* PROBLEM DETAILS: Reproduce the data exactly.

Extracted records
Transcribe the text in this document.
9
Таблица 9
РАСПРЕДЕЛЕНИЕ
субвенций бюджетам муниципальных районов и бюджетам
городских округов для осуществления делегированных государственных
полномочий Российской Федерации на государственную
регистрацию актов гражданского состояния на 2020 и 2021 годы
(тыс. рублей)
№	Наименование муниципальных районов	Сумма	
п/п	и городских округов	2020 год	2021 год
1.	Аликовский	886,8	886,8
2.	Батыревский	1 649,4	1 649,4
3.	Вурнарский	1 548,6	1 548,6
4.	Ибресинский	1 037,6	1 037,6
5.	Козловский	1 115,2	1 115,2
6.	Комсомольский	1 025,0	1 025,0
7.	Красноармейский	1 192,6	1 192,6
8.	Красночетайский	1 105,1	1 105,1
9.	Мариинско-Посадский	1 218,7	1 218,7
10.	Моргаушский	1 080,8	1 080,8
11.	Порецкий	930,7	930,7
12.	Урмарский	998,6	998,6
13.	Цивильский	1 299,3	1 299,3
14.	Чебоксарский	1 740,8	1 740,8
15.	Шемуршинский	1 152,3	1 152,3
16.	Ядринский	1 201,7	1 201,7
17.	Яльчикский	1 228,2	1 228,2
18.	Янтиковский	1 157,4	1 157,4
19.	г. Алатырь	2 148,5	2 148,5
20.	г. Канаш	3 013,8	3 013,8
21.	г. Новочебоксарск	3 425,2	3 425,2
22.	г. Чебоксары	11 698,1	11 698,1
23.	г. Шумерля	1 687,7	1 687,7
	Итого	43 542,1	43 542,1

* ANSWER IN FULL:
Transcribe the text in this document.
9
Таблица 9
РАСПРЕДЕЛЕНИЕ
субвенций бюджетам муниципальных районов и бюджетам
городских округов для осуществления делегированных государственных
полномочий Российской Федерации на государственную
регистрацию актов гражданского состояния на 2020 и 2021 годы
(тыс. рублей)
№	Наименование муниципальных районов	Сумма	
п/п	и городских округов	2020 год	2021 год
1.	Аликовский	886,8	886,8
2.	Батыревский	1 649,4	1 649,4
3.	Вурнарский	1 548,6	1 548,6
4.	Ибресинский	1 037,6	1 037,6
5.	Козловский	1 115,2	1 115,2
6.	Комсомольский	1 025,0	1 025,0
7.	Красноармейский	1 192,6	1 192,6
8.	Красночетайский	1 105,1	1 105,1
9.	Мариинско-Посадский	1 218,7	1 218,7
10.	Моргаушский	1 080,8	1 080,8
11.	Порецкий	930,7	930,7
12.	Урмарский	998,6	998,6
13.	Цивильский	1 299,3	1 299,3
14.	Чебоксарский	1 740,8	1 740,8
15.	Шемуршинский	1 152,3	1 152,3
16.	Ядринский	1 201,7	1 201,7
17.	Яльчикский	1 228,2	1 228,2
18.	Янтиковский	1 157,4	1 157,4
19.	г. Алатырь	2 148,5	2 148,5
20.	г. Канаш	3 013,8	3 013,8
21.	г. Новочебоксарск	3 425,2	3 425,2
22.	г. Чебоксары	11 698,1	11 698,1
23.	г. Шумерля	1 687,7	1 687,7
	Итого	43 542,1	43 542,1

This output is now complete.